Copy out every line of the data exactly.

###

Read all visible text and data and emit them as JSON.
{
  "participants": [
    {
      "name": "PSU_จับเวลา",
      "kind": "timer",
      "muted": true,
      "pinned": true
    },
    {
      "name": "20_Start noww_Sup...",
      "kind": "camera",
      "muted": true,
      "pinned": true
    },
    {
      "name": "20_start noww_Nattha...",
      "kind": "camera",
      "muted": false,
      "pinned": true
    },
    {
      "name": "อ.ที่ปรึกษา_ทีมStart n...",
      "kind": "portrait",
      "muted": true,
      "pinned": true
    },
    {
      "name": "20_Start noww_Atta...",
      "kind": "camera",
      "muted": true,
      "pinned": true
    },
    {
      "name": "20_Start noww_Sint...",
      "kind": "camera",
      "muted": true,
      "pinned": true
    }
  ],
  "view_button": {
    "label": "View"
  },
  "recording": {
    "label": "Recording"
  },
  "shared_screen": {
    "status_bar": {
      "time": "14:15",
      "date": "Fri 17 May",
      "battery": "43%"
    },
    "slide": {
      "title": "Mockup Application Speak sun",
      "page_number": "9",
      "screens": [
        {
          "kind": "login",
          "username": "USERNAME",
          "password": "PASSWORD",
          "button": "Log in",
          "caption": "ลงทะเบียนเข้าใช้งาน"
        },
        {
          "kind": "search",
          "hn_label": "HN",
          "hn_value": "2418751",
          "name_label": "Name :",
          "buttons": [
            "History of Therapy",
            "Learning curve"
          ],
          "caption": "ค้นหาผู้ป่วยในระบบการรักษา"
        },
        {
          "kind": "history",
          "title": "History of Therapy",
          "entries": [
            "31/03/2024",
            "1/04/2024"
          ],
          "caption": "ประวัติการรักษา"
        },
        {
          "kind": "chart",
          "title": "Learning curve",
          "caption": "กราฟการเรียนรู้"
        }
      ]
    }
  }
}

###

WORKED SOLUTION »
Read all visible text and data and emit them as JSON.
{
  "participants": [
    {
      "name": "PSU_จับเวลา",
      "kind": "timer",
      "muted": true,
      "pinned": true
    },
    {
      "name": "20_Start noww_Sup...",
      "kind": "camera",
      "muted": true,
      "pinned": true
    },
    {
      "name": "20_start noww_Nattha...",
      "kind": "camera",
      "muted": false,
      "pinned": true
    },
    {
      "name": "อ.ที่ปรึกษา_ทีมStart n...",
      "kind": "portrait",
      "muted": true,
      "pinned": true
    },
    {
      "name": "20_Start noww_Atta...",
      "kind": "camera",
      "muted": true,
      "pinned": true
    },
    {
      "name": "20_Start noww_Sint...",
      "kind": "camera",
      "muted": true,
      "pinned": true
    }
  ],
  "view_button": {
    "label": "View"
  },
  "recording": {
    "label": "Recording"
  },
  "shared_screen": {
    "status_bar": {
      "time": "14:15",
      "date": "Fri 17 May",
      "battery": "43%"
    },
    "slide": {
      "title": "Mockup Application Speak sun",
      "page_number": "9",
      "screens": [
        {
          "kind": "login",
          "username": "USERNAME",
          "password": "PASSWORD",
          "button": "Log in",
          "caption": "ลงทะเบียนเข้าใช้งาน"
        },
        {
          "kind": "search",
          "hn_label": "HN",
          "hn_value": "2418751",
          "name_label": "Name :",
          "buttons": [
            "History of Therapy",
            "Learning curve"
          ],
          "caption": "ค้นหาผู้ป่วยในระบบการรักษา"
        },
        {
          "kind": "history",
          "title": "History of Therapy",
          "entries": [
            "31/03/2024",
            "1/04/2024"
          ],
          "caption": "ประวัติการรักษา"
        },
        {
          "kind": "chart",
          "title": "Learning curve",
          "caption": "กราฟการเรียนรู้"
        }
      ]
    }
  }
}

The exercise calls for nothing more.